Write out all of the lines below, exactly and completely.

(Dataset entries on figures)
* START *
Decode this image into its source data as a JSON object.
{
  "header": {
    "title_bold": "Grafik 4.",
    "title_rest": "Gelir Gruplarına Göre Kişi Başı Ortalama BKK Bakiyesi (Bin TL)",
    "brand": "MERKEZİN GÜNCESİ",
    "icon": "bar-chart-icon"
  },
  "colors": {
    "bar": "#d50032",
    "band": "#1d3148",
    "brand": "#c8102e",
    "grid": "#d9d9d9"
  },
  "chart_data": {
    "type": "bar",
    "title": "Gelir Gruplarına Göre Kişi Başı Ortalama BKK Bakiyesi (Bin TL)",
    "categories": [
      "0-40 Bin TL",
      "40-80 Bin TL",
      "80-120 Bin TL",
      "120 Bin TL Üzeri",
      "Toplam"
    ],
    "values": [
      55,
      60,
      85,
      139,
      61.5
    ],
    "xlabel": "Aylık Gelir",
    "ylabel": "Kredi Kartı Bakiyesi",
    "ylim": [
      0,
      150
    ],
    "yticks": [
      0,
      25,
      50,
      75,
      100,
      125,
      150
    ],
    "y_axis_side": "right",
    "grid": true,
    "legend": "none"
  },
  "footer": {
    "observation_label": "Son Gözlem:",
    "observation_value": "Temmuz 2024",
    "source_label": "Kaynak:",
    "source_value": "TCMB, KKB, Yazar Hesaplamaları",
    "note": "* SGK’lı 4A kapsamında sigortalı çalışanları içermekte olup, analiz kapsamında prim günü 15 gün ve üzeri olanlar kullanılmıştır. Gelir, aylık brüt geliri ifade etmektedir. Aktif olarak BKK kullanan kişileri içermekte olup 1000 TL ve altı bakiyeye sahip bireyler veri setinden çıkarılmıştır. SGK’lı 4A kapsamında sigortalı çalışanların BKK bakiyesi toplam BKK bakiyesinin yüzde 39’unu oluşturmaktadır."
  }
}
* END *
## EXERCISE SOLUTION
Decode this image into its source data as a JSON object.
{
  "header": {
    "title_bold": "Grafik 4.",
    "title_rest": "Gelir Gruplarına Göre Kişi Başı Ortalama BKK Bakiyesi (Bin TL)",
    "brand": "MERKEZİN GÜNCESİ",
    "icon": "bar-chart-icon"
  },
  "colors": {
    "bar": "#d50032",
    "band": "#1d3148",
    "brand": "#c8102e",
    "grid": "#d9d9d9"
  },
  "chart_data": {
    "type": "bar",
    "title": "Gelir Gruplarına Göre Kişi Başı Ortalama BKK Bakiyesi (Bin TL)",
    "categories": [
      "0-40 Bin TL",
      "40-80 Bin TL",
      "80-120 Bin TL",
      "120 Bin TL Üzeri",
      "Toplam"
    ],
    "values": [
      55,
      60,
      85,
      139,
      61.5
    ],
    "xlabel": "Aylık Gelir",
    "ylabel": "Kredi Kartı Bakiyesi",
    "ylim": [
      0,
      150
    ],
    "yticks": [
      0,
      25,
      50,
      75,
      100,
      125,
      150
    ],
    "y_axis_side": "right",
    "grid": true,
    "legend": "none"
  },
  "footer": {
    "observation_label": "Son Gözlem:",
    "observation_value": "Temmuz 2024",
    "source_label": "Kaynak:",
    "source_value": "TCMB, KKB, Yazar Hesaplamaları",
    "note": "* SGK’lı 4A kapsamında sigortalı çalışanları içermekte olup, analiz kapsamında prim günü 15 gün ve üzeri olanlar kullanılmıştır. Gelir, aylık brüt geliri ifade etmektedir. Aktif olarak BKK kullanan kişileri içermekte olup 1000 TL ve altı bakiyeye sahip bireyler veri setinden çıkarılmıştır. SGK’lı 4A kapsamında sigortalı çalışanların BKK bakiyesi toplam BKK bakiyesinin yüzde 39’unu oluşturmaktadır."
  }
}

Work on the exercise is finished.